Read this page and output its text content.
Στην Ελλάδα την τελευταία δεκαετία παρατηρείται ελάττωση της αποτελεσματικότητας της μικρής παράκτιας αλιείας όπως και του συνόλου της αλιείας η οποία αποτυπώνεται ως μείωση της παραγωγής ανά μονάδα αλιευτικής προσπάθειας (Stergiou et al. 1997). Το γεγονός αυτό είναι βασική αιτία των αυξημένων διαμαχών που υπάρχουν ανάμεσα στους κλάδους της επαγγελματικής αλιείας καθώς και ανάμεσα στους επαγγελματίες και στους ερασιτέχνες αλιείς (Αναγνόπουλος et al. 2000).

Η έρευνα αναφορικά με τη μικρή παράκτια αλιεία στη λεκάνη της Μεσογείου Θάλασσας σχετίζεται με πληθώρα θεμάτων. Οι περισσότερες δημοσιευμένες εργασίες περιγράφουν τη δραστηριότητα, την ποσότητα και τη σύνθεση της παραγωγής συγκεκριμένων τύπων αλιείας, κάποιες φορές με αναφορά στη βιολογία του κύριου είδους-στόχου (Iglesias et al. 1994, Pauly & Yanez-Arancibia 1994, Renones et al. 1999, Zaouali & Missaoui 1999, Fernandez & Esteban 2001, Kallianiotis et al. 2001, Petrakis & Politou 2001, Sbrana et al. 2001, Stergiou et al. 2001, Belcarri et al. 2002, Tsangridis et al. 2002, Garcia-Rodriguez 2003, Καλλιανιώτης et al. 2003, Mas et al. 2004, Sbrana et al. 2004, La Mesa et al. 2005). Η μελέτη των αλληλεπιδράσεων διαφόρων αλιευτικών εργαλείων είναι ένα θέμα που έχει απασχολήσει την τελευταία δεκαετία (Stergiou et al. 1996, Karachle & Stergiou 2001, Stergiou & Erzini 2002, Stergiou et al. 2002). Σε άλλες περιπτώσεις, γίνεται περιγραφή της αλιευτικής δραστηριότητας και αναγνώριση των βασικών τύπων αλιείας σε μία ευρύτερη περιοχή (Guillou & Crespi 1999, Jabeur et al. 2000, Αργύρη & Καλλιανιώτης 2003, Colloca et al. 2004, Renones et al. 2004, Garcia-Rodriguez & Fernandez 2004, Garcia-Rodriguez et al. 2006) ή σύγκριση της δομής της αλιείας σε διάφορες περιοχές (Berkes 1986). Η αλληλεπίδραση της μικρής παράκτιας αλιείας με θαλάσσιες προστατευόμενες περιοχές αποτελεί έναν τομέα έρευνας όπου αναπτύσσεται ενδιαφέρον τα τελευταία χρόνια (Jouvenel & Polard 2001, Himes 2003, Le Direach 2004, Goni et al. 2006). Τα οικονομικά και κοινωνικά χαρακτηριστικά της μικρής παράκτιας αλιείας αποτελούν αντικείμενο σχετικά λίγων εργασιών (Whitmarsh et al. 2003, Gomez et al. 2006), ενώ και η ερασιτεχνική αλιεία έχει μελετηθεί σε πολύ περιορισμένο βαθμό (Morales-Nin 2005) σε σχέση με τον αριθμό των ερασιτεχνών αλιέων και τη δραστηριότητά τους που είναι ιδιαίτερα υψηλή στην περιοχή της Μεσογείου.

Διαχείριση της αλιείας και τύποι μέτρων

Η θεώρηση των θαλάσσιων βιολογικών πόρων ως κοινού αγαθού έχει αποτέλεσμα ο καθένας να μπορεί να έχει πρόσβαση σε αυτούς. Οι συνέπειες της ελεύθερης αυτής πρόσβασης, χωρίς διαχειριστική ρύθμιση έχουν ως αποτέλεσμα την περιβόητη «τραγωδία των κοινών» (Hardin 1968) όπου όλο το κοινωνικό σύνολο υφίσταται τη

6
◇ ◇ ◇
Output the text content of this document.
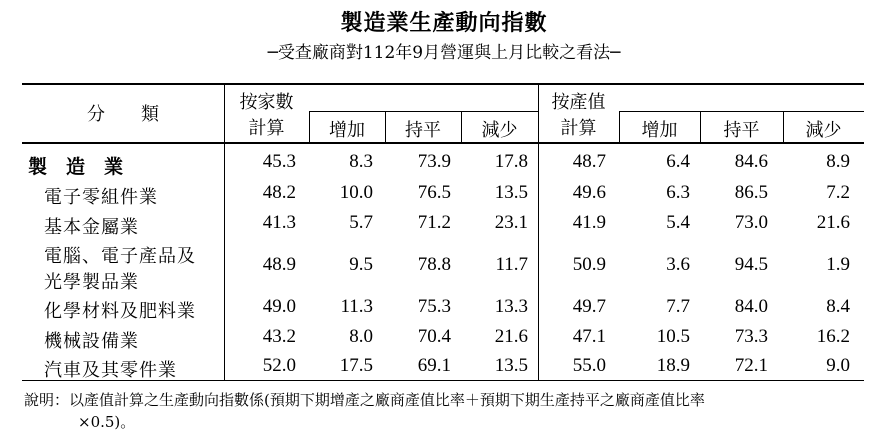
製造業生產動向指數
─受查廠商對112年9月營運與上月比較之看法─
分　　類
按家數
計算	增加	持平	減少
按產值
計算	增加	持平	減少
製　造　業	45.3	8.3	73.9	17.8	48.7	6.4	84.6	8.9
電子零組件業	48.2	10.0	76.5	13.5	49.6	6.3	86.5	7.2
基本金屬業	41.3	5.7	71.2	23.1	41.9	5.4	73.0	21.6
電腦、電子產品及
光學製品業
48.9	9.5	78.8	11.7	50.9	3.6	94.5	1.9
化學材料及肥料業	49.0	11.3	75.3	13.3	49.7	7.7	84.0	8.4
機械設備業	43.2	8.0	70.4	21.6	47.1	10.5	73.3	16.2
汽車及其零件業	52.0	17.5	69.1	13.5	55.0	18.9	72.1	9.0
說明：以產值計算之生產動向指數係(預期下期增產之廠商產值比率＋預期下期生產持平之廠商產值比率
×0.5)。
◇ ◇ ◇
Directions for this task:
Your answer should be a single number: the count of lines containing the word "text".

Full answer:
2